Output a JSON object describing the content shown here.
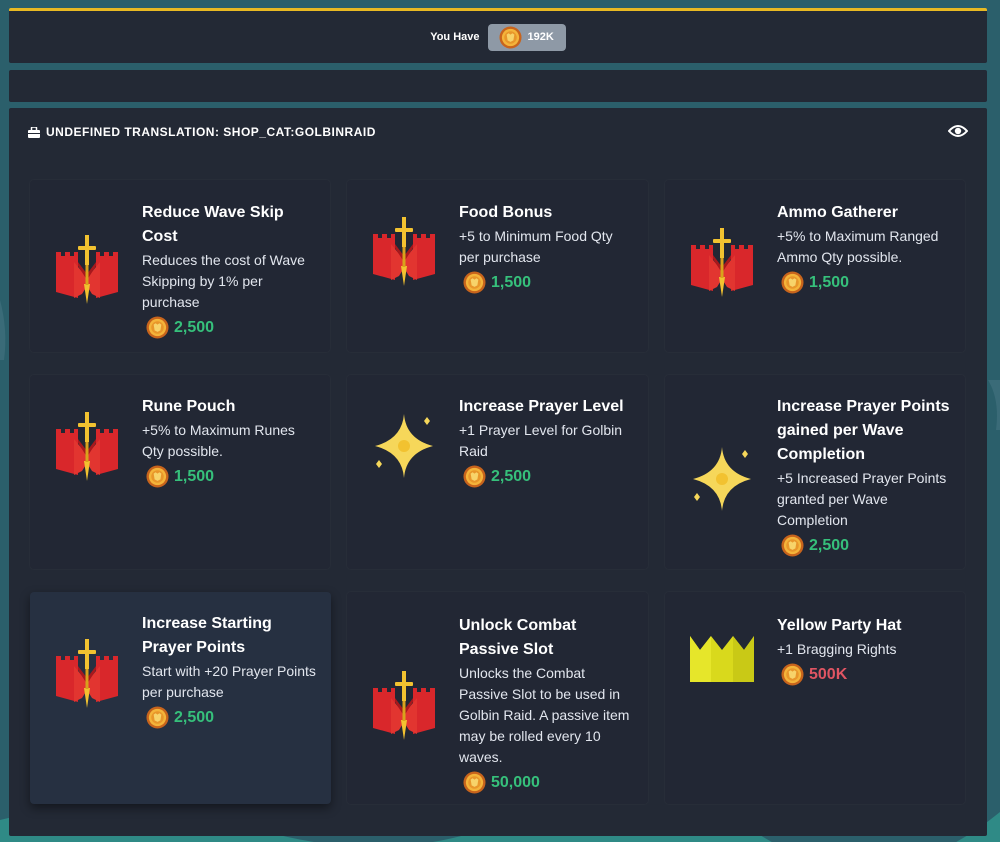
{
  "currency": {
    "label": "You Have",
    "amount": "192K",
    "icon": "gp-coin-icon"
  },
  "shop": {
    "category_title": "UNDEFINED TRANSLATION: SHOP_CAT:GOLBINRAID",
    "category_icon": "shop-bag-icon",
    "toggle_icon": "eye-icon",
    "colors": {
      "affordable": "#36c07b",
      "unaffordable": "#e05563",
      "accent": "#e8b923"
    },
    "items": [
      {
        "name": "Reduce Wave Skip Cost",
        "description": "Reduces the cost of Wave Skipping by 1% per purchase",
        "price": "2,500",
        "icon": "golbin-raid-icon",
        "affordable": true
      },
      {
        "name": "Food Bonus",
        "description": "+5 to Minimum Food Qty per purchase",
        "price": "1,500",
        "icon": "golbin-raid-icon",
        "affordable": true
      },
      {
        "name": "Ammo Gatherer",
        "description": "+5% to Maximum Ranged Ammo Qty possible.",
        "price": "1,500",
        "icon": "golbin-raid-icon",
        "affordable": true
      },
      {
        "name": "Rune Pouch",
        "description": "+5% to Maximum Runes Qty possible.",
        "price": "1,500",
        "icon": "golbin-raid-icon",
        "affordable": true
      },
      {
        "name": "Increase Prayer Level",
        "description": "+1 Prayer Level for Golbin Raid",
        "price": "2,500",
        "icon": "prayer-star-icon",
        "affordable": true
      },
      {
        "name": "Increase Prayer Points gained per Wave Completion",
        "description": "+5 Increased Prayer Points granted per Wave Completion",
        "price": "2,500",
        "icon": "prayer-star-icon",
        "affordable": true
      },
      {
        "name": "Increase Starting Prayer Points",
        "description": "Start with +20 Prayer Points per purchase",
        "price": "2,500",
        "icon": "golbin-raid-icon",
        "affordable": true
      },
      {
        "name": "Unlock Combat Passive Slot",
        "description": "Unlocks the Combat Passive Slot to be used in Golbin Raid. A passive item may be rolled every 10 waves.",
        "price": "50,000",
        "icon": "golbin-raid-icon",
        "affordable": true
      },
      {
        "name": "Yellow Party Hat",
        "description": "+1 Bragging Rights",
        "price": "500K",
        "icon": "yellow-party-hat-icon",
        "affordable": false
      }
    ]
  }
}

:: Job ::
Identify the lines above with the word "Combat". Copy them.

:: Completed task ::
        "name": "Unlock Combat Passive Slot",
        "description": "Unlocks the Combat Passive Slot to be used in Golbin Raid. A passive item may be rolled every 10 waves.",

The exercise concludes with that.